Stored data
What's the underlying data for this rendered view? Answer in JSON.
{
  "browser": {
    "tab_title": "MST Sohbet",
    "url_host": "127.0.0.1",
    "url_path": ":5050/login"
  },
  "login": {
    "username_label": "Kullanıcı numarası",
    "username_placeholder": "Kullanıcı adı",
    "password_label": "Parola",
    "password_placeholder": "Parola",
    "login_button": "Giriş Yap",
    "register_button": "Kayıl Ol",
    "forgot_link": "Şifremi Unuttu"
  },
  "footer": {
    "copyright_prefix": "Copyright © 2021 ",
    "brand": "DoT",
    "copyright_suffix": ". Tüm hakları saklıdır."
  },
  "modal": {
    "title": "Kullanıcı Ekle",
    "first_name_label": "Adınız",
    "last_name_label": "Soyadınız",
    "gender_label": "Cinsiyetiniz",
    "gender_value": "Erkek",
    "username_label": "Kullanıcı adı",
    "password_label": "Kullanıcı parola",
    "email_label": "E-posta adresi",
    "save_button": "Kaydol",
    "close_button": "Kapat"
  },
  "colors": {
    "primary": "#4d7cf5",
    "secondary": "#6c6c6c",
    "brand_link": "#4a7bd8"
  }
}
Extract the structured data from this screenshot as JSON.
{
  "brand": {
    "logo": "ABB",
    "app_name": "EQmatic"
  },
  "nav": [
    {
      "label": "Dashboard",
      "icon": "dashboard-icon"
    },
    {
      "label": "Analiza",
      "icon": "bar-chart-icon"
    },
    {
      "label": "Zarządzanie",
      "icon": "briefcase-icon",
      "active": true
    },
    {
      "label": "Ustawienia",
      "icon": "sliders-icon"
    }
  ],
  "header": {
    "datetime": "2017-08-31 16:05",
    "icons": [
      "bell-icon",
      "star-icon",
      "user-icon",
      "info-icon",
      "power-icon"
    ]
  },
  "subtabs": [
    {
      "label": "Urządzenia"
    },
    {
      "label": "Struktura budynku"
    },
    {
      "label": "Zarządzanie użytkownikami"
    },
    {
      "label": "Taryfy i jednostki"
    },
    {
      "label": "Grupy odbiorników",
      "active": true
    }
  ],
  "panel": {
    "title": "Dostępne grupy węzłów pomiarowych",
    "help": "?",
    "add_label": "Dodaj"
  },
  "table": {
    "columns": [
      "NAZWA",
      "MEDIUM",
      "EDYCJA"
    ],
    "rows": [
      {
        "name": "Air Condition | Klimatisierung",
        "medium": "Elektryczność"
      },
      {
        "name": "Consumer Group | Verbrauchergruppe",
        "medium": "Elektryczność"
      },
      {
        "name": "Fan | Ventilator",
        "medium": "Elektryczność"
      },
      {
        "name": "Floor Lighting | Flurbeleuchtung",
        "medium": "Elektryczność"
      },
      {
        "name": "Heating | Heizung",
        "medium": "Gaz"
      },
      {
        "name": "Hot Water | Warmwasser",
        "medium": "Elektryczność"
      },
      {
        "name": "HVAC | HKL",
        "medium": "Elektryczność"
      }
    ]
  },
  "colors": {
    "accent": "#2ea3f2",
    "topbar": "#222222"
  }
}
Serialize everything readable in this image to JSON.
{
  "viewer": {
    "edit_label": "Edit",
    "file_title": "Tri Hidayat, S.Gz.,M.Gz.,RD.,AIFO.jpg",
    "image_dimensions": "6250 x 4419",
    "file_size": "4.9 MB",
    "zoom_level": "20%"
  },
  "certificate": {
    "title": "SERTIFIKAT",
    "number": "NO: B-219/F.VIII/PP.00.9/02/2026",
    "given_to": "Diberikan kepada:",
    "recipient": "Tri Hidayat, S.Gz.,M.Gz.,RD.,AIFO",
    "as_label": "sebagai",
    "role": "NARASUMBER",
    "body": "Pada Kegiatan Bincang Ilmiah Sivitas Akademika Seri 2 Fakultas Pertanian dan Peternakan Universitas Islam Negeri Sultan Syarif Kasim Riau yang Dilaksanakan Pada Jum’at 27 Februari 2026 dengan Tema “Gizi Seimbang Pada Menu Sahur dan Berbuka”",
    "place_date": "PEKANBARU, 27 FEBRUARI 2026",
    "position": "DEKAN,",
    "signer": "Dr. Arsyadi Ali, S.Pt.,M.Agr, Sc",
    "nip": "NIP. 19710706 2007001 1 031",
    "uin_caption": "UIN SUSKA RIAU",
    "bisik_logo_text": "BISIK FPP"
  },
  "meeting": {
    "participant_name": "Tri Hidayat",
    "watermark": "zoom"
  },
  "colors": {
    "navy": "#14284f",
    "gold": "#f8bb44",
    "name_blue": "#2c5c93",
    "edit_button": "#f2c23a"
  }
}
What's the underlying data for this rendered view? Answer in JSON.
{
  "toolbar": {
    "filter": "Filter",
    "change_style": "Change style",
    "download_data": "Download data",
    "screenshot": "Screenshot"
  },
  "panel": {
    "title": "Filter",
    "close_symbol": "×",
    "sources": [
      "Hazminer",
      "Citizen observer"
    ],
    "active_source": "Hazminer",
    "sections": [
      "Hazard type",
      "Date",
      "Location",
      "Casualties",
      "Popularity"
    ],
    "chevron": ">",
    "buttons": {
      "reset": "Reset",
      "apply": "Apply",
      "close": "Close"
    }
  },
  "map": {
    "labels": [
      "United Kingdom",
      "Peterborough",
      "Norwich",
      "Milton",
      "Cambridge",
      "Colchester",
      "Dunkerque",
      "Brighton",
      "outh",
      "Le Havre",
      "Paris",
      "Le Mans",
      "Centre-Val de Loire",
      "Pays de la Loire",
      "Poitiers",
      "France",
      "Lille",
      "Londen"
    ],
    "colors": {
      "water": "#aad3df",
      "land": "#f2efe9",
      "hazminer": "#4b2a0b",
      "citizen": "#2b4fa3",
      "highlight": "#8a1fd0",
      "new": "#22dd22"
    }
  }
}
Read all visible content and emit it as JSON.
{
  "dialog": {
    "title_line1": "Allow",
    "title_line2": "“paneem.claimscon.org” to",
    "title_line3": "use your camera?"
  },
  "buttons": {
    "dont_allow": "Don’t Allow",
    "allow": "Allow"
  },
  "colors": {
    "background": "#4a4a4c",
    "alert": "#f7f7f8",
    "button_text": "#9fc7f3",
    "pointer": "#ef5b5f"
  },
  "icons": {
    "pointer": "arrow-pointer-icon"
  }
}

EXERCISE DIRECTIONS
Exactly reproduce all of the entries above.

ANSWER TO THIS PROBLEM
What's the underlying data for this rendered view? Answer in JSON.
{
  "browser": {
    "tab_title": "MST Sohbet",
    "url_host": "127.0.0.1",
    "url_path": ":5050/login"
  },
  "login": {
    "username_label": "Kullanıcı numarası",
    "username_placeholder": "Kullanıcı adı",
    "password_label": "Parola",
    "password_placeholder": "Parola",
    "login_button": "Giriş Yap",
    "register_button": "Kayıl Ol",
    "forgot_link": "Şifremi Unuttu"
  },
  "footer": {
    "copyright_prefix": "Copyright © 2021 ",
    "brand": "DoT",
    "copyright_suffix": ". Tüm hakları saklıdır."
  },
  "modal": {
    "title": "Kullanıcı Ekle",
    "first_name_label": "Adınız",
    "last_name_label": "Soyadınız",
    "gender_label": "Cinsiyetiniz",
    "gender_value": "Erkek",
    "username_label": "Kullanıcı adı",
    "password_label": "Kullanıcı parola",
    "email_label": "E-posta adresi",
    "save_button": "Kaydol",
    "close_button": "Kapat"
  },
  "colors": {
    "primary": "#4d7cf5",
    "secondary": "#6c6c6c",
    "brand_link": "#4a7bd8"
  }
}
Extract the structured data from this screenshot as JSON.
{
  "brand": {
    "logo": "ABB",
    "app_name": "EQmatic"
  },
  "nav": [
    {
      "label": "Dashboard",
      "icon": "dashboard-icon"
    },
    {
      "label": "Analiza",
      "icon": "bar-chart-icon"
    },
    {
      "label": "Zarządzanie",
      "icon": "briefcase-icon",
      "active": true
    },
    {
      "label": "Ustawienia",
      "icon": "sliders-icon"
    }
  ],
  "header": {
    "datetime": "2017-08-31 16:05",
    "icons": [
      "bell-icon",
      "star-icon",
      "user-icon",
      "info-icon",
      "power-icon"
    ]
  },
  "subtabs": [
    {
      "label": "Urządzenia"
    },
    {
      "label": "Struktura budynku"
    },
    {
      "label": "Zarządzanie użytkownikami"
    },
    {
      "label": "Taryfy i jednostki"
    },
    {
      "label": "Grupy odbiorników",
      "active": true
    }
  ],
  "panel": {
    "title": "Dostępne grupy węzłów pomiarowych",
    "help": "?",
    "add_label": "Dodaj"
  },
  "table": {
    "columns": [
      "NAZWA",
      "MEDIUM",
      "EDYCJA"
    ],
    "rows": [
      {
        "name": "Air Condition | Klimatisierung",
        "medium": "Elektryczność"
      },
      {
        "name": "Consumer Group | Verbrauchergruppe",
        "medium": "Elektryczność"
      },
      {
        "name": "Fan | Ventilator",
        "medium": "Elektryczność"
      },
      {
        "name": "Floor Lighting | Flurbeleuchtung",
        "medium": "Elektryczność"
      },
      {
        "name": "Heating | Heizung",
        "medium": "Gaz"
      },
      {
        "name": "Hot Water | Warmwasser",
        "medium": "Elektryczność"
      },
      {
        "name": "HVAC | HKL",
        "medium": "Elektryczność"
      }
    ]
  },
  "colors": {
    "accent": "#2ea3f2",
    "topbar": "#222222"
  }
}
Serialize everything readable in this image to JSON.
{
  "viewer": {
    "edit_label": "Edit",
    "file_title": "Tri Hidayat, S.Gz.,M.Gz.,RD.,AIFO.jpg",
    "image_dimensions": "6250 x 4419",
    "file_size": "4.9 MB",
    "zoom_level": "20%"
  },
  "certificate": {
    "title": "SERTIFIKAT",
    "number": "NO: B-219/F.VIII/PP.00.9/02/2026",
    "given_to": "Diberikan kepada:",
    "recipient": "Tri Hidayat, S.Gz.,M.Gz.,RD.,AIFO",
    "as_label": "sebagai",
    "role": "NARASUMBER",
    "body": "Pada Kegiatan Bincang Ilmiah Sivitas Akademika Seri 2 Fakultas Pertanian dan Peternakan Universitas Islam Negeri Sultan Syarif Kasim Riau yang Dilaksanakan Pada Jum’at 27 Februari 2026 dengan Tema “Gizi Seimbang Pada Menu Sahur dan Berbuka”",
    "place_date": "PEKANBARU, 27 FEBRUARI 2026",
    "position": "DEKAN,",
    "signer": "Dr. Arsyadi Ali, S.Pt.,M.Agr, Sc",
    "nip": "NIP. 19710706 2007001 1 031",
    "uin_caption": "UIN SUSKA RIAU",
    "bisik_logo_text": "BISIK FPP"
  },
  "meeting": {
    "participant_name": "Tri Hidayat",
    "watermark": "zoom"
  },
  "colors": {
    "navy": "#14284f",
    "gold": "#f8bb44",
    "name_blue": "#2c5c93",
    "edit_button": "#f2c23a"
  }
}
What's the underlying data for this rendered view? Answer in JSON.
{
  "toolbar": {
    "filter": "Filter",
    "change_style": "Change style",
    "download_data": "Download data",
    "screenshot": "Screenshot"
  },
  "panel": {
    "title": "Filter",
    "close_symbol": "×",
    "sources": [
      "Hazminer",
      "Citizen observer"
    ],
    "active_source": "Hazminer",
    "sections": [
      "Hazard type",
      "Date",
      "Location",
      "Casualties",
      "Popularity"
    ],
    "chevron": ">",
    "buttons": {
      "reset": "Reset",
      "apply": "Apply",
      "close": "Close"
    }
  },
  "map": {
    "labels": [
      "United Kingdom",
      "Peterborough",
      "Norwich",
      "Milton",
      "Cambridge",
      "Colchester",
      "Dunkerque",
      "Brighton",
      "outh",
      "Le Havre",
      "Paris",
      "Le Mans",
      "Centre-Val de Loire",
      "Pays de la Loire",
      "Poitiers",
      "France",
      "Lille",
      "Londen"
    ],
    "colors": {
      "water": "#aad3df",
      "land": "#f2efe9",
      "hazminer": "#4b2a0b",
      "citizen": "#2b4fa3",
      "highlight": "#8a1fd0",
      "new": "#22dd22"
    }
  }
}
Read all visible content and emit it as JSON.
{
  "dialog": {
    "title_line1": "Allow",
    "title_line2": "“paneem.claimscon.org” to",
    "title_line3": "use your camera?"
  },
  "buttons": {
    "dont_allow": "Don’t Allow",
    "allow": "Allow"
  },
  "colors": {
    "background": "#4a4a4c",
    "alert": "#f7f7f8",
    "button_text": "#9fc7f3",
    "pointer": "#ef5b5f"
  },
  "icons": {
    "pointer": "arrow-pointer-icon"
  }
}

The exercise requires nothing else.